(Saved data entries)
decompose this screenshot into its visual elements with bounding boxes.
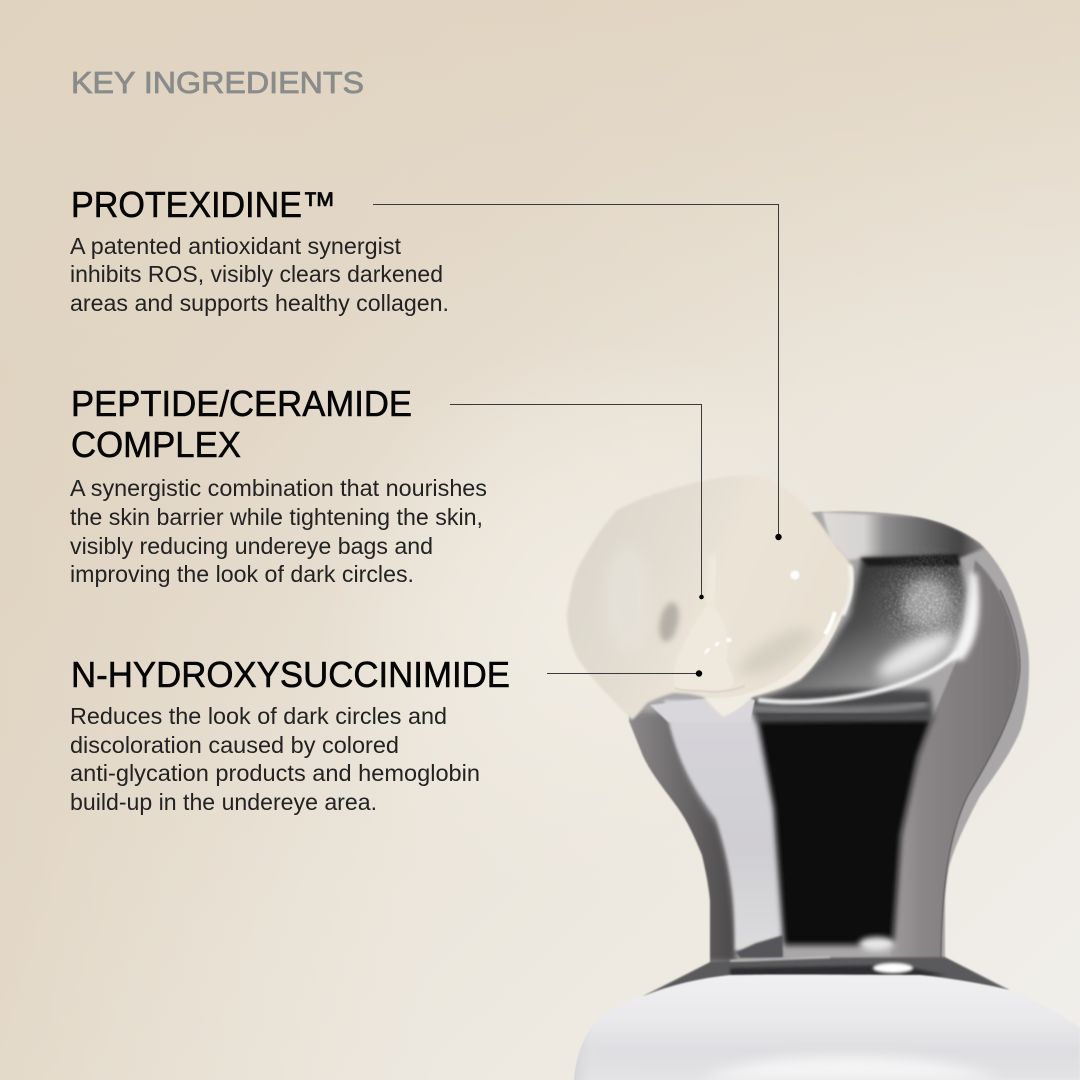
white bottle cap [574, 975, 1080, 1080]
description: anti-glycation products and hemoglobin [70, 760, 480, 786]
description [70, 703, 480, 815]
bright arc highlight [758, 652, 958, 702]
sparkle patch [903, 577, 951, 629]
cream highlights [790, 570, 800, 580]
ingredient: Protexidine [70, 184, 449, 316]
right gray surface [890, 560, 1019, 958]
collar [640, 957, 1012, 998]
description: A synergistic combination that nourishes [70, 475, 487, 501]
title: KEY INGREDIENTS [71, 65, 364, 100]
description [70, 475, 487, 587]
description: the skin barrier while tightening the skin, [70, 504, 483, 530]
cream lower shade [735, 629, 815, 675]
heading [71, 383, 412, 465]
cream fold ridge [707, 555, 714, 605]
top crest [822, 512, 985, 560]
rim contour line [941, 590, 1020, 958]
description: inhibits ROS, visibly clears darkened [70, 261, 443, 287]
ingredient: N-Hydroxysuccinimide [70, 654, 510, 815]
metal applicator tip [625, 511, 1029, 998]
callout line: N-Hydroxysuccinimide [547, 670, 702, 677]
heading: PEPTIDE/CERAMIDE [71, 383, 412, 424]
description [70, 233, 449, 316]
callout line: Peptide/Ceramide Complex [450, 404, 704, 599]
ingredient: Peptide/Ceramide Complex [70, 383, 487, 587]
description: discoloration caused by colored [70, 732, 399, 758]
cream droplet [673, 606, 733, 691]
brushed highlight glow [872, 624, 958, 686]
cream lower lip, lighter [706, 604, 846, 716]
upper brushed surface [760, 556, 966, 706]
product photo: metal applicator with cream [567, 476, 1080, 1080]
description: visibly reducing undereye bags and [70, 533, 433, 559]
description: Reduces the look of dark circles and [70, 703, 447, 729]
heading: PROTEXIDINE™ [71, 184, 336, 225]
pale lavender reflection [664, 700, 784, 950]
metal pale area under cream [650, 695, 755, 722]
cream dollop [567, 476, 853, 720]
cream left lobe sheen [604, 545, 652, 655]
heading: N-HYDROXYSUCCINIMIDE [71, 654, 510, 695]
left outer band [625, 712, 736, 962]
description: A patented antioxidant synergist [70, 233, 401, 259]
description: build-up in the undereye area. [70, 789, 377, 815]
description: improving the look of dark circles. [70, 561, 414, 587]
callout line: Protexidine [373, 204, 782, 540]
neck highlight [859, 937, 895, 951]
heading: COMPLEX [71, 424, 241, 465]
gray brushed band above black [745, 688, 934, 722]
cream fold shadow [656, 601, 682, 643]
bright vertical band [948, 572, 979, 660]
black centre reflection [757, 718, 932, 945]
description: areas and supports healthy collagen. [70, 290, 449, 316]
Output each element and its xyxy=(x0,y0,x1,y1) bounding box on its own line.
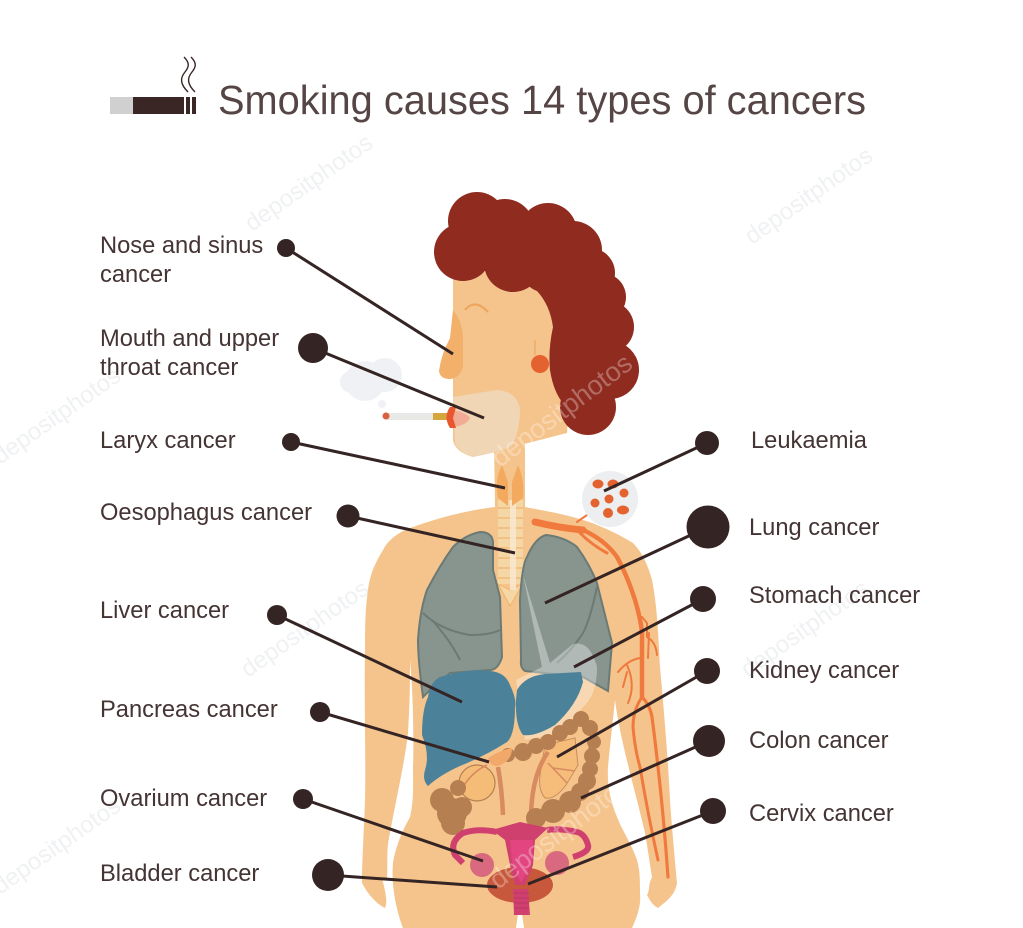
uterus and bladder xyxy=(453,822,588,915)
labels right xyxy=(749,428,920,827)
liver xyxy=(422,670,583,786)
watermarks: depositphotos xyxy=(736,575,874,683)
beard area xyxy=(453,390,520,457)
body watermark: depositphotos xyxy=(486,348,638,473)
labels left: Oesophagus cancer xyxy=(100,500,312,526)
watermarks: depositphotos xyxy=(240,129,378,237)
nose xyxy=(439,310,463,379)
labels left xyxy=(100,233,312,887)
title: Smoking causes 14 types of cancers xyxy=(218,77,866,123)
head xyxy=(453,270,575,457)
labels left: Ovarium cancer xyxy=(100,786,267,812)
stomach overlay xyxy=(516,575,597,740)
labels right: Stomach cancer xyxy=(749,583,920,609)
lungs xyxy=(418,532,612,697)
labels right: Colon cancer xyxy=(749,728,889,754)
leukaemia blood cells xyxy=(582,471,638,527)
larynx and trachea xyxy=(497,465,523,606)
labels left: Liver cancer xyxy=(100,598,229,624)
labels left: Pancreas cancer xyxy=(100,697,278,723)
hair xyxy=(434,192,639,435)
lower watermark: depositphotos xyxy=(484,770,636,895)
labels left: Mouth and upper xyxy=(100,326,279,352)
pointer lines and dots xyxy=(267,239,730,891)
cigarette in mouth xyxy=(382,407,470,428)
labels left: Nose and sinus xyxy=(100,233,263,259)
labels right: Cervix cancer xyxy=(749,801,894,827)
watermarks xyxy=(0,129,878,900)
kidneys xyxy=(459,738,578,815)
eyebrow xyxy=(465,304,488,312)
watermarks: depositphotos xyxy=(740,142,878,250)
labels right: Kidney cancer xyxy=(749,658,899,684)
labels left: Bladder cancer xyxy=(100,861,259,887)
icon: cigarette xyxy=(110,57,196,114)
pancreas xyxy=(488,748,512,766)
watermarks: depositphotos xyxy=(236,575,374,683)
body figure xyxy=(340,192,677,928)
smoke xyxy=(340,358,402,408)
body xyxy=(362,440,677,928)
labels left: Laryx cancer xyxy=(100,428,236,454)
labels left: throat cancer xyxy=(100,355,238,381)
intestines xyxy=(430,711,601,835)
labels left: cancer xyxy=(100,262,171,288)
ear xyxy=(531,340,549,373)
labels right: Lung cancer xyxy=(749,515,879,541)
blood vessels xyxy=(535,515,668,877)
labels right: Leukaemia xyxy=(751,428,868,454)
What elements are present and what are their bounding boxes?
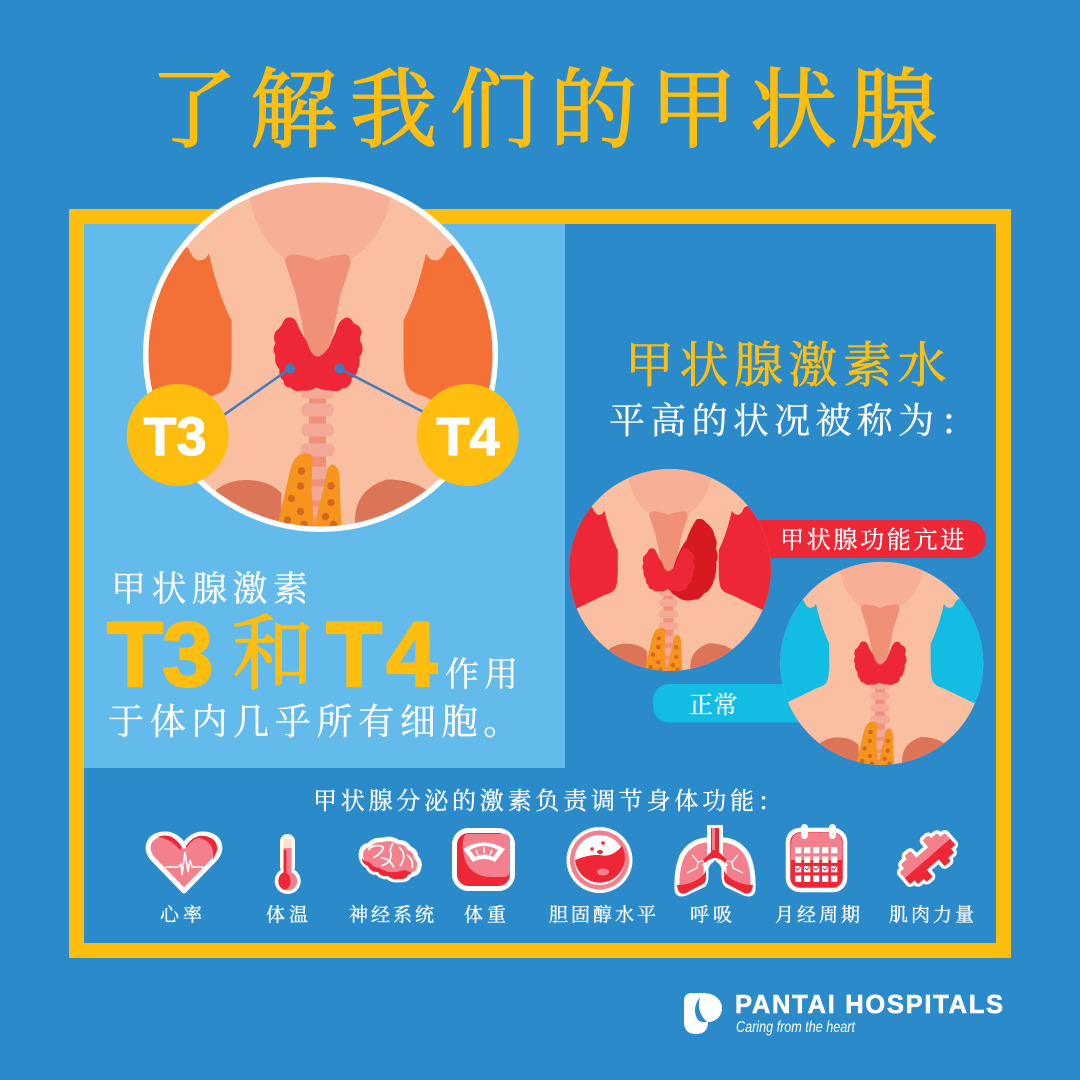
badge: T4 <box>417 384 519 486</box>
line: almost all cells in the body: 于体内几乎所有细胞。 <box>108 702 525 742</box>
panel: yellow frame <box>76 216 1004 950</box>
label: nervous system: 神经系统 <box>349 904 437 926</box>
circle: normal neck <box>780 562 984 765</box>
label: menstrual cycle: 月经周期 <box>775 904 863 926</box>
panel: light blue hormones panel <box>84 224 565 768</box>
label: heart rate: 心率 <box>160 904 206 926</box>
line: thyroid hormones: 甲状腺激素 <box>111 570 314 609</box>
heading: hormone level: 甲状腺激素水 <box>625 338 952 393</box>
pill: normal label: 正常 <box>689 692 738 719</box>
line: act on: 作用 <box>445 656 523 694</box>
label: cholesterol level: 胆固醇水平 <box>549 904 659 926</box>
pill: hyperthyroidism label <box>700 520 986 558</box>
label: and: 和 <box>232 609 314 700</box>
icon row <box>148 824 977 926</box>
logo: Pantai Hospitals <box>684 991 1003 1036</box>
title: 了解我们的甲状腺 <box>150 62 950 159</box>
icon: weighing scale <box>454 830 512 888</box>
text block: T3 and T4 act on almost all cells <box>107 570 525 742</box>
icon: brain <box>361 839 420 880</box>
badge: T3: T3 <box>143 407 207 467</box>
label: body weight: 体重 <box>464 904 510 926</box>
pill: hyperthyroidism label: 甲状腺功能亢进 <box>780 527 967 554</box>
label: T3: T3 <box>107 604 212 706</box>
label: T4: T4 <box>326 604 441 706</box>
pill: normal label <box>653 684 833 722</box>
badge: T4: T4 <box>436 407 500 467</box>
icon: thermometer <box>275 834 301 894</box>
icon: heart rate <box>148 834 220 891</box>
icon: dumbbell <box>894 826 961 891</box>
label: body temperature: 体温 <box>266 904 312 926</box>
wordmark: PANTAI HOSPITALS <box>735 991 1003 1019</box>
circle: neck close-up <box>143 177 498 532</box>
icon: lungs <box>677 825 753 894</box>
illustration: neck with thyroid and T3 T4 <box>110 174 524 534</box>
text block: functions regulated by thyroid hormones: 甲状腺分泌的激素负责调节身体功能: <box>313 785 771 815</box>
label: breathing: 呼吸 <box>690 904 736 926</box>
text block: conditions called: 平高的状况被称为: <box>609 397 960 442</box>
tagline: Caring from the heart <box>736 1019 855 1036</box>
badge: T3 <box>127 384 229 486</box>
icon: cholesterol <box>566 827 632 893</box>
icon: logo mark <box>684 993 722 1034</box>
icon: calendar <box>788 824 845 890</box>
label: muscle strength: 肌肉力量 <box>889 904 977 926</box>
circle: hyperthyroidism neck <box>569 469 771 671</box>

§ Task brief
Copy whichever lines above contain the string "with".

§ Answer to this exercise
decompose this screenshot into its visual elements with bounding boxes.
product photo: metal applicator with cream [567, 476, 1080, 1080]
illustration: neck with thyroid and T3 T4 <box>110 174 524 534</box>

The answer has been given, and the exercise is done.